Dataset records start
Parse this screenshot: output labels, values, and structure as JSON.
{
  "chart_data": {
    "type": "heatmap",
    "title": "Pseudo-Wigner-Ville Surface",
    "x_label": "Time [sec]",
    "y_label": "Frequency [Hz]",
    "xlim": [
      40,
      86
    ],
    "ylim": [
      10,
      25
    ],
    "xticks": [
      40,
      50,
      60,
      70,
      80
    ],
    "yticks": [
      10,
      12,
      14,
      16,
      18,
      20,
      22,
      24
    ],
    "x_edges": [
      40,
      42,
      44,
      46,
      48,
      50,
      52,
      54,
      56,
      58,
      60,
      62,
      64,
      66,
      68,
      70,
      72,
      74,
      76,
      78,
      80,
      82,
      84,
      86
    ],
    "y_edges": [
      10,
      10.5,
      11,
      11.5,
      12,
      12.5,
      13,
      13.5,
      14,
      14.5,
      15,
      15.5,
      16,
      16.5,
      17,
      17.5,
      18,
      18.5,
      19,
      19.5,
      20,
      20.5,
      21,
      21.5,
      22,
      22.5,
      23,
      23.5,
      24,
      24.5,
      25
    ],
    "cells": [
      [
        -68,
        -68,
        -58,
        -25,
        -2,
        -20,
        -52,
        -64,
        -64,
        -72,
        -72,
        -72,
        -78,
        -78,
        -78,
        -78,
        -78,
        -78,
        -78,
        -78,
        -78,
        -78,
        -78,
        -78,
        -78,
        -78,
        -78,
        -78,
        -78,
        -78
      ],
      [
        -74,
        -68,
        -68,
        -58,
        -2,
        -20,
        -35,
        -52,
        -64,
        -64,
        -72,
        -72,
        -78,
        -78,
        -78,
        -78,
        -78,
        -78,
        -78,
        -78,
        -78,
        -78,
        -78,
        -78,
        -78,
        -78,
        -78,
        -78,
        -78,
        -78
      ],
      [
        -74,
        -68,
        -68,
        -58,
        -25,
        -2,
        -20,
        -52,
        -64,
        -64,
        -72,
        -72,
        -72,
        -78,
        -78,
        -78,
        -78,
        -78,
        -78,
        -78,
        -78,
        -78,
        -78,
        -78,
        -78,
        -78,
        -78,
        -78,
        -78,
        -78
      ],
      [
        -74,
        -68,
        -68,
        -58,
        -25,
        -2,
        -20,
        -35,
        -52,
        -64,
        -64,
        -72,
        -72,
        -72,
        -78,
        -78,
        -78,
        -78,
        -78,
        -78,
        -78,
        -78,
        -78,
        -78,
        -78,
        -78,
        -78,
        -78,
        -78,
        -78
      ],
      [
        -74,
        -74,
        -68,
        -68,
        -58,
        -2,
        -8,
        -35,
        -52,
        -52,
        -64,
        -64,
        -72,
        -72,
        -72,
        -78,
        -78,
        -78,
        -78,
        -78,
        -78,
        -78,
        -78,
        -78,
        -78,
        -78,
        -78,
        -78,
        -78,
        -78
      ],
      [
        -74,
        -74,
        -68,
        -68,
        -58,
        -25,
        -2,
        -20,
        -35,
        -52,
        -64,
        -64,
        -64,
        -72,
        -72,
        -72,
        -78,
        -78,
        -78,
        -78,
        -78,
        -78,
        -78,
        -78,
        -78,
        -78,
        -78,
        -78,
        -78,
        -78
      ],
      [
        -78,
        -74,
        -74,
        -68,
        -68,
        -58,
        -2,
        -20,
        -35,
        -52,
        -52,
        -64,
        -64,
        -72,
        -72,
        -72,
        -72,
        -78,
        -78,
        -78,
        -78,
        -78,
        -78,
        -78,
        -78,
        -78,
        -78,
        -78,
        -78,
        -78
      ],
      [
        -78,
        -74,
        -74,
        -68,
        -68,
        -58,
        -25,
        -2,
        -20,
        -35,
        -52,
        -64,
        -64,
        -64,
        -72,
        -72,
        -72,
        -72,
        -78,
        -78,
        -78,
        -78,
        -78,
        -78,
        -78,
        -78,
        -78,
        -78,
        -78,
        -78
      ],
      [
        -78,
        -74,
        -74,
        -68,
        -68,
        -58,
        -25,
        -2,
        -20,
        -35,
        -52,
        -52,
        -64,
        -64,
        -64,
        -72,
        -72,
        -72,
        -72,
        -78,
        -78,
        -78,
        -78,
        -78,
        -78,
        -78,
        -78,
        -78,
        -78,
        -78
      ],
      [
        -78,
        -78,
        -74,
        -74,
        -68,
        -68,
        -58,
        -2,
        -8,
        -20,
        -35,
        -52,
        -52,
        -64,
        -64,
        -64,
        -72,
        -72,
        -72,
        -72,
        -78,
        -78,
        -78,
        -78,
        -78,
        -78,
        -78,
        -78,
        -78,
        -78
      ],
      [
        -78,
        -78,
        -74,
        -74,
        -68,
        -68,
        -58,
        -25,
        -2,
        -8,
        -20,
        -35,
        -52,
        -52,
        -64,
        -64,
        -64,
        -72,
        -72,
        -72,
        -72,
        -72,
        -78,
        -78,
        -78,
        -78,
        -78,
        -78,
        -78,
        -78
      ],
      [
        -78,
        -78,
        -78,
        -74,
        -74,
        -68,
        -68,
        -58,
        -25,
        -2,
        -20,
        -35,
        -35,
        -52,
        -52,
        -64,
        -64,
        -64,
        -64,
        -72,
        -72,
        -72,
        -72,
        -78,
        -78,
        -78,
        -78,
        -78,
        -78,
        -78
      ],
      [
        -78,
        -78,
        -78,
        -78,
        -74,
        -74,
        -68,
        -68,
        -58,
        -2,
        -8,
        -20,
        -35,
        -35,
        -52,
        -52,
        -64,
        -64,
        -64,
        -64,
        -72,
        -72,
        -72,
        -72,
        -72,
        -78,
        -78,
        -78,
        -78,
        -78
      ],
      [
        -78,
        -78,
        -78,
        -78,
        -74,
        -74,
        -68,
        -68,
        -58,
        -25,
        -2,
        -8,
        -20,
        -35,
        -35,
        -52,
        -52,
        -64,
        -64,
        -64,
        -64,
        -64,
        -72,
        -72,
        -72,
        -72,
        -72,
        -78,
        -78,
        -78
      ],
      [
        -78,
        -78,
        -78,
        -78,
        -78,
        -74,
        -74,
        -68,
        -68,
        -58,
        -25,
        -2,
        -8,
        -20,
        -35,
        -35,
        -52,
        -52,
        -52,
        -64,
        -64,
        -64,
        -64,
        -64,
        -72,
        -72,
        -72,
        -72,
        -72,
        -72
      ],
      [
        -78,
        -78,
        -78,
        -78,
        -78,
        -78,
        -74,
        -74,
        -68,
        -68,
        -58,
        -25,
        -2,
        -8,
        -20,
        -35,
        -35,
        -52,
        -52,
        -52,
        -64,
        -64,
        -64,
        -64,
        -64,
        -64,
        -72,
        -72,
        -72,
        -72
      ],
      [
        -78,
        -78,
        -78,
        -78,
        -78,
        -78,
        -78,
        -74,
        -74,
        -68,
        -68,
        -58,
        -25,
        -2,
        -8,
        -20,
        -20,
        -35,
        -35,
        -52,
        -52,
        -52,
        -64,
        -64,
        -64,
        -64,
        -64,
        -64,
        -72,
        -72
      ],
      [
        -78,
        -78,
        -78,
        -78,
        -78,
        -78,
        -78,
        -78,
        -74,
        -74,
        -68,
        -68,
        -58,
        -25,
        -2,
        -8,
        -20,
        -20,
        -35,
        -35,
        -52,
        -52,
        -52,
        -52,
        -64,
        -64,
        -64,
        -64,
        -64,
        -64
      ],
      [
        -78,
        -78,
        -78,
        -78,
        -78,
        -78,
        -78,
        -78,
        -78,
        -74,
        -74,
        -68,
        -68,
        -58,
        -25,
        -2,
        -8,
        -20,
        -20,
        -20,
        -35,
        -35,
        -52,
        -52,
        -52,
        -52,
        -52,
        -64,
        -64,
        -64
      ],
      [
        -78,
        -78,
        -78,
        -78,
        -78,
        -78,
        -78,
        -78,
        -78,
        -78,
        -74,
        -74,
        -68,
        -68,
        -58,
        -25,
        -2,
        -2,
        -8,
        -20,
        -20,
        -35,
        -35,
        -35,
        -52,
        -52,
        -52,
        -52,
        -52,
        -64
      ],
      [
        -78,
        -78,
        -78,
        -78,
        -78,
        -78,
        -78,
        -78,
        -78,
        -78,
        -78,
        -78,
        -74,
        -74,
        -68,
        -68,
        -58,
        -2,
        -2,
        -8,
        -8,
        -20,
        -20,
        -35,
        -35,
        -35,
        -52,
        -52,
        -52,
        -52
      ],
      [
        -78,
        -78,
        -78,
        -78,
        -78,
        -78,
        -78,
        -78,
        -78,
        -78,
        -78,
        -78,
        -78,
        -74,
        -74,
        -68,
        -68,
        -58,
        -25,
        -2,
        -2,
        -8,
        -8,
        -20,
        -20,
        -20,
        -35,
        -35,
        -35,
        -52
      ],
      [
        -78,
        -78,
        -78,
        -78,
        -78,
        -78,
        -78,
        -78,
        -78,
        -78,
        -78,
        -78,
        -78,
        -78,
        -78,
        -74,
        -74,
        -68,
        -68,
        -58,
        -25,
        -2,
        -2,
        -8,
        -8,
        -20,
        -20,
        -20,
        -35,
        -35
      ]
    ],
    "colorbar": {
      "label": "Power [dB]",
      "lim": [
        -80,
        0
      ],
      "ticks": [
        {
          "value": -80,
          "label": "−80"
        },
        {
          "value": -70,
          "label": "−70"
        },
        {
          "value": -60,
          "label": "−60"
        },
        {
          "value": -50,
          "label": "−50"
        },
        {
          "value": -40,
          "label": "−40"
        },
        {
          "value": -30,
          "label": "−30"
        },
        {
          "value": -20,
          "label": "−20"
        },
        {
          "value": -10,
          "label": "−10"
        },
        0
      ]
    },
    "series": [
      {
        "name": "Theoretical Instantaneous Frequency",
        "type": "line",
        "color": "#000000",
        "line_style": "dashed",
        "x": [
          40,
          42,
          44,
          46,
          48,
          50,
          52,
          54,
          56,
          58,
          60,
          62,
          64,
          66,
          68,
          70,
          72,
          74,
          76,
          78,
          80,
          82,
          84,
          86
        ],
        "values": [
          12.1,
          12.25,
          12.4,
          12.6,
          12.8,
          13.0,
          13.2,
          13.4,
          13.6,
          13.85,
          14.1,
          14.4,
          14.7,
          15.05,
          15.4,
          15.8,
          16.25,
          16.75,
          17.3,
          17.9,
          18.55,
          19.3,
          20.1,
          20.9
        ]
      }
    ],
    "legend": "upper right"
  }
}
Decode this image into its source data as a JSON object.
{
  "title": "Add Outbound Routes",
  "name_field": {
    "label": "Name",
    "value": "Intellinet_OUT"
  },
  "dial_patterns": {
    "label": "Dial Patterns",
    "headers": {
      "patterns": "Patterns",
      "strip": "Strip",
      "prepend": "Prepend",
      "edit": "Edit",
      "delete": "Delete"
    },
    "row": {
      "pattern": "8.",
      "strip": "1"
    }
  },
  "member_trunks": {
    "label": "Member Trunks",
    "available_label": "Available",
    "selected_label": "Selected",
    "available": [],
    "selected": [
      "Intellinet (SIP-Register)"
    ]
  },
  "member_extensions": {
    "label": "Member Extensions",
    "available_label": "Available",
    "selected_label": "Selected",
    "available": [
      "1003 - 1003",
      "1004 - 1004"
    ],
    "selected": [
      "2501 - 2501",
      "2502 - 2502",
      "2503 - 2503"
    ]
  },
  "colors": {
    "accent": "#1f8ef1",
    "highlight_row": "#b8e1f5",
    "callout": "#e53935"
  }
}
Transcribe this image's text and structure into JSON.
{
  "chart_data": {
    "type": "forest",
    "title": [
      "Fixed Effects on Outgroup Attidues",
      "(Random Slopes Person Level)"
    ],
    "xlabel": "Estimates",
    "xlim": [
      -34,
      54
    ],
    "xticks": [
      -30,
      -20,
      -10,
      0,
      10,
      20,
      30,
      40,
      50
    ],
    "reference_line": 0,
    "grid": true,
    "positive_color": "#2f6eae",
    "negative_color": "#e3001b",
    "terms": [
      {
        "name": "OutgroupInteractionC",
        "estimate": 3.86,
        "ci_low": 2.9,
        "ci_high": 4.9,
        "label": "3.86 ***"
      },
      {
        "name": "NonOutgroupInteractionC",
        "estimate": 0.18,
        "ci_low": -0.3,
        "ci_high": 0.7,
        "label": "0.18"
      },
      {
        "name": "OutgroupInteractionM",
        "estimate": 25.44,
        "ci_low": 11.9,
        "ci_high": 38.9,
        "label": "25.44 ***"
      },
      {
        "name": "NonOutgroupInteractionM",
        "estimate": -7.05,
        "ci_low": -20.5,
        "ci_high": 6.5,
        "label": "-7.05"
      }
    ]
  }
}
Dataset records end
> Task brief
Look over the listing. Pull out every line with the string "structure" in it.

> Exercise result
Parse this screenshot: output labels, values, and structure as JSON.
Transcribe this image's text and structure into JSON.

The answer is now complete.